What you will do: Copy everything in the data below exactly except the pictures.

---------- Dataset extract ----------

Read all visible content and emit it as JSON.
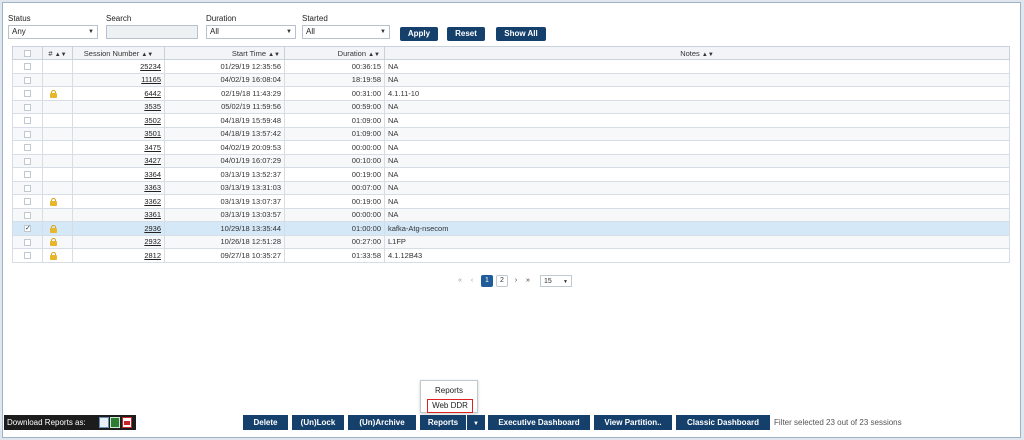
{
  "filters": {
    "status": {
      "label": "Status",
      "value": "Any"
    },
    "search": {
      "label": "Search",
      "value": ""
    },
    "duration": {
      "label": "Duration",
      "value": "All"
    },
    "started": {
      "label": "Started",
      "value": "All"
    },
    "apply_label": "Apply",
    "reset_label": "Reset",
    "showall_label": "Show All"
  },
  "table": {
    "headers": {
      "lock": "#",
      "session": "Session Number",
      "start": "Start Time",
      "duration": "Duration",
      "notes": "Notes"
    },
    "rows": [
      {
        "checked": false,
        "locked": false,
        "session": "25234",
        "start": "01/29/19 12:35:56",
        "duration": "00:36:15",
        "notes": "NA"
      },
      {
        "checked": false,
        "locked": false,
        "session": "11165",
        "start": "04/02/19 16:08:04",
        "duration": "18:19:58",
        "notes": "NA"
      },
      {
        "checked": false,
        "locked": true,
        "session": "6442",
        "start": "02/19/18 11:43:29",
        "duration": "00:31:00",
        "notes": "4.1.11-10"
      },
      {
        "checked": false,
        "locked": false,
        "session": "3535",
        "start": "05/02/19 11:59:56",
        "duration": "00:59:00",
        "notes": "NA"
      },
      {
        "checked": false,
        "locked": false,
        "session": "3502",
        "start": "04/18/19 15:59:48",
        "duration": "01:09:00",
        "notes": "NA"
      },
      {
        "checked": false,
        "locked": false,
        "session": "3501",
        "start": "04/18/19 13:57:42",
        "duration": "01:09:00",
        "notes": "NA"
      },
      {
        "checked": false,
        "locked": false,
        "session": "3475",
        "start": "04/02/19 20:09:53",
        "duration": "00:00:00",
        "notes": "NA"
      },
      {
        "checked": false,
        "locked": false,
        "session": "3427",
        "start": "04/01/19 16:07:29",
        "duration": "00:10:00",
        "notes": "NA"
      },
      {
        "checked": false,
        "locked": false,
        "session": "3364",
        "start": "03/13/19 13:52:37",
        "duration": "00:19:00",
        "notes": "NA"
      },
      {
        "checked": false,
        "locked": false,
        "session": "3363",
        "start": "03/13/19 13:31:03",
        "duration": "00:07:00",
        "notes": "NA"
      },
      {
        "checked": false,
        "locked": true,
        "session": "3362",
        "start": "03/13/19 13:07:37",
        "duration": "00:19:00",
        "notes": "NA"
      },
      {
        "checked": false,
        "locked": false,
        "session": "3361",
        "start": "03/13/19 13:03:57",
        "duration": "00:00:00",
        "notes": "NA"
      },
      {
        "checked": true,
        "locked": true,
        "session": "2936",
        "start": "10/29/18 13:35:44",
        "duration": "01:00:00",
        "notes": "kafka-Atg-nsecom"
      },
      {
        "checked": false,
        "locked": true,
        "session": "2932",
        "start": "10/26/18 12:51:28",
        "duration": "00:27:00",
        "notes": "L1FP"
      },
      {
        "checked": false,
        "locked": true,
        "session": "2812",
        "start": "09/27/18 10:35:27",
        "duration": "01:33:58",
        "notes": "4.1.12B43"
      }
    ]
  },
  "pager": {
    "first": "«",
    "prev": "‹",
    "current": "1",
    "page2": "2",
    "next": "›",
    "last": "»",
    "page_size": "15"
  },
  "popup": {
    "item1": "Reports",
    "item2": "Web DDR"
  },
  "bottom": {
    "download_label": "Download Reports as:",
    "delete": "Delete",
    "unlock": "(Un)Lock",
    "unarchive": "(Un)Archive",
    "reports": "Reports",
    "exec_dashboard": "Executive Dashboard",
    "view_partition": "View Partition..",
    "classic_dashboard": "Classic Dashboard",
    "status_text": "Filter selected 23 out of 23 sessions"
  },
  "icons": {
    "sort": "sort-arrows-icon",
    "dropdown": "chevron-down-icon",
    "lock": "padlock-icon",
    "excel": "excel-icon",
    "csv": "csv-icon",
    "pdf": "pdf-icon"
  },
  "colors": {
    "primary_button": "#15406c",
    "selected_row": "#d5e8f7",
    "lock": "#e7b62a",
    "highlight": "#dd2222"
  }
}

----------

Solved exercise:
Read all visible content and emit it as JSON.
{
  "filters": {
    "status": {
      "label": "Status",
      "value": "Any"
    },
    "search": {
      "label": "Search",
      "value": ""
    },
    "duration": {
      "label": "Duration",
      "value": "All"
    },
    "started": {
      "label": "Started",
      "value": "All"
    },
    "apply_label": "Apply",
    "reset_label": "Reset",
    "showall_label": "Show All"
  },
  "table": {
    "headers": {
      "lock": "#",
      "session": "Session Number",
      "start": "Start Time",
      "duration": "Duration",
      "notes": "Notes"
    },
    "rows": [
      {
        "checked": false,
        "locked": false,
        "session": "25234",
        "start": "01/29/19 12:35:56",
        "duration": "00:36:15",
        "notes": "NA"
      },
      {
        "checked": false,
        "locked": false,
        "session": "11165",
        "start": "04/02/19 16:08:04",
        "duration": "18:19:58",
        "notes": "NA"
      },
      {
        "checked": false,
        "locked": true,
        "session": "6442",
        "start": "02/19/18 11:43:29",
        "duration": "00:31:00",
        "notes": "4.1.11-10"
      },
      {
        "checked": false,
        "locked": false,
        "session": "3535",
        "start": "05/02/19 11:59:56",
        "duration": "00:59:00",
        "notes": "NA"
      },
      {
        "checked": false,
        "locked": false,
        "session": "3502",
        "start": "04/18/19 15:59:48",
        "duration": "01:09:00",
        "notes": "NA"
      },
      {
        "checked": false,
        "locked": false,
        "session": "3501",
        "start": "04/18/19 13:57:42",
        "duration": "01:09:00",
        "notes": "NA"
      },
      {
        "checked": false,
        "locked": false,
        "session": "3475",
        "start": "04/02/19 20:09:53",
        "duration": "00:00:00",
        "notes": "NA"
      },
      {
        "checked": false,
        "locked": false,
        "session": "3427",
        "start": "04/01/19 16:07:29",
        "duration": "00:10:00",
        "notes": "NA"
      },
      {
        "checked": false,
        "locked": false,
        "session": "3364",
        "start": "03/13/19 13:52:37",
        "duration": "00:19:00",
        "notes": "NA"
      },
      {
        "checked": false,
        "locked": false,
        "session": "3363",
        "start": "03/13/19 13:31:03",
        "duration": "00:07:00",
        "notes": "NA"
      },
      {
        "checked": false,
        "locked": true,
        "session": "3362",
        "start": "03/13/19 13:07:37",
        "duration": "00:19:00",
        "notes": "NA"
      },
      {
        "checked": false,
        "locked": false,
        "session": "3361",
        "start": "03/13/19 13:03:57",
        "duration": "00:00:00",
        "notes": "NA"
      },
      {
        "checked": true,
        "locked": true,
        "session": "2936",
        "start": "10/29/18 13:35:44",
        "duration": "01:00:00",
        "notes": "kafka-Atg-nsecom"
      },
      {
        "checked": false,
        "locked": true,
        "session": "2932",
        "start": "10/26/18 12:51:28",
        "duration": "00:27:00",
        "notes": "L1FP"
      },
      {
        "checked": false,
        "locked": true,
        "session": "2812",
        "start": "09/27/18 10:35:27",
        "duration": "01:33:58",
        "notes": "4.1.12B43"
      }
    ]
  },
  "pager": {
    "first": "«",
    "prev": "‹",
    "current": "1",
    "page2": "2",
    "next": "›",
    "last": "»",
    "page_size": "15"
  },
  "popup": {
    "item1": "Reports",
    "item2": "Web DDR"
  },
  "bottom": {
    "download_label": "Download Reports as:",
    "delete": "Delete",
    "unlock": "(Un)Lock",
    "unarchive": "(Un)Archive",
    "reports": "Reports",
    "exec_dashboard": "Executive Dashboard",
    "view_partition": "View Partition..",
    "classic_dashboard": "Classic Dashboard",
    "status_text": "Filter selected 23 out of 23 sessions"
  },
  "icons": {
    "sort": "sort-arrows-icon",
    "dropdown": "chevron-down-icon",
    "lock": "padlock-icon",
    "excel": "excel-icon",
    "csv": "csv-icon",
    "pdf": "pdf-icon"
  },
  "colors": {
    "primary_button": "#15406c",
    "selected_row": "#d5e8f7",
    "lock": "#e7b62a",
    "highlight": "#dd2222"
  }
}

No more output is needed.